What is needed:
In the data below, find every line that has the string "todos", and copy it.

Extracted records
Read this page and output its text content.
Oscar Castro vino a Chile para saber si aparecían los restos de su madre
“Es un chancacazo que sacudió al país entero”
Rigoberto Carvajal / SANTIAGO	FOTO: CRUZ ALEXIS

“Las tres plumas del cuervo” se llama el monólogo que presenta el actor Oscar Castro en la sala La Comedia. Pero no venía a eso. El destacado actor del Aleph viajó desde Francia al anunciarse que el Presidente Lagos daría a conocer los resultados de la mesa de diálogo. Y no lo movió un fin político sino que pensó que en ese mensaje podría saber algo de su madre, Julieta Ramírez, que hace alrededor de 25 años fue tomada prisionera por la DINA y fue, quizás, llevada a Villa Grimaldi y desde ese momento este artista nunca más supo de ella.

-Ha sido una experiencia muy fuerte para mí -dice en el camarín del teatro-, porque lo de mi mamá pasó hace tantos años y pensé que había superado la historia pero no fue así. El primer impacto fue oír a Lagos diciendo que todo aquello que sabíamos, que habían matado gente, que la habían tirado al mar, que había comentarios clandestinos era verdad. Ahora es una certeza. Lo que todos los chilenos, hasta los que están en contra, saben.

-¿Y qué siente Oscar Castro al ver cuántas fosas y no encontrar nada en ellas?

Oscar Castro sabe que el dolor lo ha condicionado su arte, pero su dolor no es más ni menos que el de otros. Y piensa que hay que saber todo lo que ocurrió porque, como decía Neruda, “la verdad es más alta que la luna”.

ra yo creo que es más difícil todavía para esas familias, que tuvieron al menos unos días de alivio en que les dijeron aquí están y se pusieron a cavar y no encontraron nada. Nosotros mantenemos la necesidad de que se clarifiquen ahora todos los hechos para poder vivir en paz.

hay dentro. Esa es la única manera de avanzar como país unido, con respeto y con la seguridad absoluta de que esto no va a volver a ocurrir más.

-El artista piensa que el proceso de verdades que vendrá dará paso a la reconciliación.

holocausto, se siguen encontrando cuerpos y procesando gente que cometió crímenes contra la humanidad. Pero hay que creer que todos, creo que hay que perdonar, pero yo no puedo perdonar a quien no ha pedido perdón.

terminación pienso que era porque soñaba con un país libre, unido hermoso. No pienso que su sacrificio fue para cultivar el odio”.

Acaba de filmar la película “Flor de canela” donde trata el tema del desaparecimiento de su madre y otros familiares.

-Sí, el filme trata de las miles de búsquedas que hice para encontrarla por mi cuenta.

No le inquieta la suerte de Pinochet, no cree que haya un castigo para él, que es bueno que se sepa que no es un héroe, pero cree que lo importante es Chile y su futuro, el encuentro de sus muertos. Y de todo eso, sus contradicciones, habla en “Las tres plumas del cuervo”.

Output for this exercise:
-Ha sido una experiencia muy fuerte para mí -dice en el camarín del teatro-, porque lo de mi mamá pasó hace tantos años y pensé que había superado la historia pero no fue así. El primer impacto fue oír a Lagos diciendo que todo aquello que sabíamos, que habían matado gente, que la habían tirado al mar, que había comentarios clandestinos era verdad. Ahora es una certeza. Lo que todos los chilenos, hasta los que están en contra, saben.
ra yo creo que es más difícil todavía para esas familias, que tuvieron al menos unos días de alivio en que les dijeron aquí están y se pusieron a cavar y no encontraron nada. Nosotros mantenemos la necesidad de que se clarifiquen ahora todos los hechos para poder vivir en paz.
holocausto, se siguen encontrando cuerpos y procesando gente que cometió crímenes contra la humanidad. Pero hay que creer que todos, creo que hay que perdonar, pero yo no puedo perdonar a quien no ha pedido perdón.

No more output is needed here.